### Page extract
——

Toxins may affect the blood vessels by altering the function of the smooth muscle in the vessel walls or by poisoning the endothelial cells directly. Vascular endothelium is exposed to any blood-borne toxin, and accumulation of toxin in endothelial cells can occur. Toxins can also induce the activation of inflammatory mediators produced by the endothelium, which can greatly affect vascular tone and incite the cascades responsible for the systemic inflammatory response.8 Blood pressure should be measured and maintained above a mean of 60 mm Hg. Volume replacement is the initial means of restoring blood pressure. When maximum safe volumes have been administered without satisfactory effect, vasopressor medications may have to be given.

——

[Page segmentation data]
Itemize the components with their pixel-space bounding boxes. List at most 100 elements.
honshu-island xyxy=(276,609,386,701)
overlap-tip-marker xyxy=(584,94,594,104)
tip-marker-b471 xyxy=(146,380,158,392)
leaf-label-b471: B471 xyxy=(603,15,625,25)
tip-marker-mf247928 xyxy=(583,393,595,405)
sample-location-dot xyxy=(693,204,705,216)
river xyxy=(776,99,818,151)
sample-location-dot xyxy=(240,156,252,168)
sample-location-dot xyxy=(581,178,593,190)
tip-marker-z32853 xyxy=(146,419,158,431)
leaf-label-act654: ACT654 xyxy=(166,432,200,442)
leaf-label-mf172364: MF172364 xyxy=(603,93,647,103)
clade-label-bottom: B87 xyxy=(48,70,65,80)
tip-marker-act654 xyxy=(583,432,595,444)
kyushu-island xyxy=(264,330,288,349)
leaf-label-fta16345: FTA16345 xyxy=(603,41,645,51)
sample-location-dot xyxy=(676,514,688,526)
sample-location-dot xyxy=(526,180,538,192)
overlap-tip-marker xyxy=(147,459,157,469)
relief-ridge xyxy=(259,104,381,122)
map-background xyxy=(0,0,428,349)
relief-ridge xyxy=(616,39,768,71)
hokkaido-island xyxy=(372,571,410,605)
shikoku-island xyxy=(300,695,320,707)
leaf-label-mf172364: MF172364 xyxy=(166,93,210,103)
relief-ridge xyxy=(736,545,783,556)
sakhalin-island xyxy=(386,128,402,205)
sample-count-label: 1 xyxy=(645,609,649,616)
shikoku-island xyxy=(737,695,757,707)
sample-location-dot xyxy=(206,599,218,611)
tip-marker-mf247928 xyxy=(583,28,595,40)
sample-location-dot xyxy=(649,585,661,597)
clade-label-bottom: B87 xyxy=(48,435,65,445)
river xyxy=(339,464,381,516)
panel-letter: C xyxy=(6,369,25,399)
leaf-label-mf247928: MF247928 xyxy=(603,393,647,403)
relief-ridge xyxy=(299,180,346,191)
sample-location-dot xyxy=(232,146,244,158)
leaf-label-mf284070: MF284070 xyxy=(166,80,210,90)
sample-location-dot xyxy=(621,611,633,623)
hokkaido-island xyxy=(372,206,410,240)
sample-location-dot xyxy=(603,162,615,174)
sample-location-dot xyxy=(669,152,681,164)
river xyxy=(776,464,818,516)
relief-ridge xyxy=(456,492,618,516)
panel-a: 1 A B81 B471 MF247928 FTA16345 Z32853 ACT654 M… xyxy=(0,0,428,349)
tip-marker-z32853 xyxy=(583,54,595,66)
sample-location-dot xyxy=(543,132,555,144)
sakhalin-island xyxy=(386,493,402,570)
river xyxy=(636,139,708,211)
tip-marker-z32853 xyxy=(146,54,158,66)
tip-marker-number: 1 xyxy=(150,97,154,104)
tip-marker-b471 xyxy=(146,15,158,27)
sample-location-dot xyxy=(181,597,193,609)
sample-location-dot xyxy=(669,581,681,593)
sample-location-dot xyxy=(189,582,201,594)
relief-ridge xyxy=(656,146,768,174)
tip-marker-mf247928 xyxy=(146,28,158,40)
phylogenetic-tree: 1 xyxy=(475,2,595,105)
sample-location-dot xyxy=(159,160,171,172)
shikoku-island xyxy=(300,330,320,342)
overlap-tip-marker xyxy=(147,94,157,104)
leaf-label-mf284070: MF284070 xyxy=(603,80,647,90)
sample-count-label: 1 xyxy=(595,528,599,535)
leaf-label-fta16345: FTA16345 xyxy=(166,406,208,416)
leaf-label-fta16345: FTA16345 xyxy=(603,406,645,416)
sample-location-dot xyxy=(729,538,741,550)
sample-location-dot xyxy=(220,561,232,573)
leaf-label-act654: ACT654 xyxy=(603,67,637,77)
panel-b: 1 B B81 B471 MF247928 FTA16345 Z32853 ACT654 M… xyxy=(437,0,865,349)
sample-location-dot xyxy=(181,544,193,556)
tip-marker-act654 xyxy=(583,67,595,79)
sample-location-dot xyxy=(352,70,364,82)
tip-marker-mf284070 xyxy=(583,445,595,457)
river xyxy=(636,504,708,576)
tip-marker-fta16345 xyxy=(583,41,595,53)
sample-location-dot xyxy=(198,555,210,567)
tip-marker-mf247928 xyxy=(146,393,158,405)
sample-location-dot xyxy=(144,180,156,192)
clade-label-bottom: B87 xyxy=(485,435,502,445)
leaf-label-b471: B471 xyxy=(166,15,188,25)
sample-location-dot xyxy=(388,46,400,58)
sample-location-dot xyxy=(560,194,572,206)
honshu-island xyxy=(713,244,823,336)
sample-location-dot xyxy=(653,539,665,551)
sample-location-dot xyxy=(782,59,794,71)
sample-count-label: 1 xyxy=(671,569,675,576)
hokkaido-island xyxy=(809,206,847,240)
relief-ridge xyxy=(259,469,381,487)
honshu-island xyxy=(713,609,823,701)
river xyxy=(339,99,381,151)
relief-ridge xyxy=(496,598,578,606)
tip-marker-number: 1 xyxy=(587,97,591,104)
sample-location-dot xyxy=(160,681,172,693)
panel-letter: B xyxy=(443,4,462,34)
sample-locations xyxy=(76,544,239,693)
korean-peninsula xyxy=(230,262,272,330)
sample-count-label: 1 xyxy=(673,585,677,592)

——

### Exercise instructions
1. Decide whether each statement agrees with the passage on toxins and blood vessels: (a) Volume replacement is the first step in restoring blood pressure. (b) Blood pressure should be kept below a mean of 60 mm Hg. (c) Vasopressor medications are given before any volume replacement. Answer yes or no for each, quoting the words from the passage that settle it.
2. Quote the passage on toxins and blood vessels from "Toxins may affect" to "to be given.".
3. List every way the passage on toxins and blood vessels says toxins can act on the blood vessels or their lining.

### Solutions to the tasks
1.
(a) Yes: "Volume replacement is the initial means of restoring blood pressure."
(b) No: "Blood pressure should be measured and maintained above a mean of 60 mm Hg."
(c) No: "When maximum safe volumes have been administered without satisfactory effect, vasopressor medications may have to be given."

2.
Toxins may affect the blood vessels by altering the function of the smooth muscle in the vessel walls or by poisoning the endothelial cells directly. Vascular endothelium is exposed to any blood-borne toxin, and accumulation of toxin in endothelial cells can occur. Toxins can also induce the activation of inflammatory mediators produced by the endothelium, which can greatly affect vascular tone and incite the cascades responsible for the systemic inflammatory response.8 Blood pressure should be measured and maintained above a mean of 60 mm Hg. Volume replacement is the initial means of restoring blood pressure. When maximum safe volumes have been administered without satisfactory effect, vasopressor medications may have to be given.

3.
- Altering the function of the smooth muscle in the vessel walls
- Poisoning the endothelial cells directly
- Accumulating in endothelial cells
- Inducing the activation of inflammatory mediators produced by the endothelium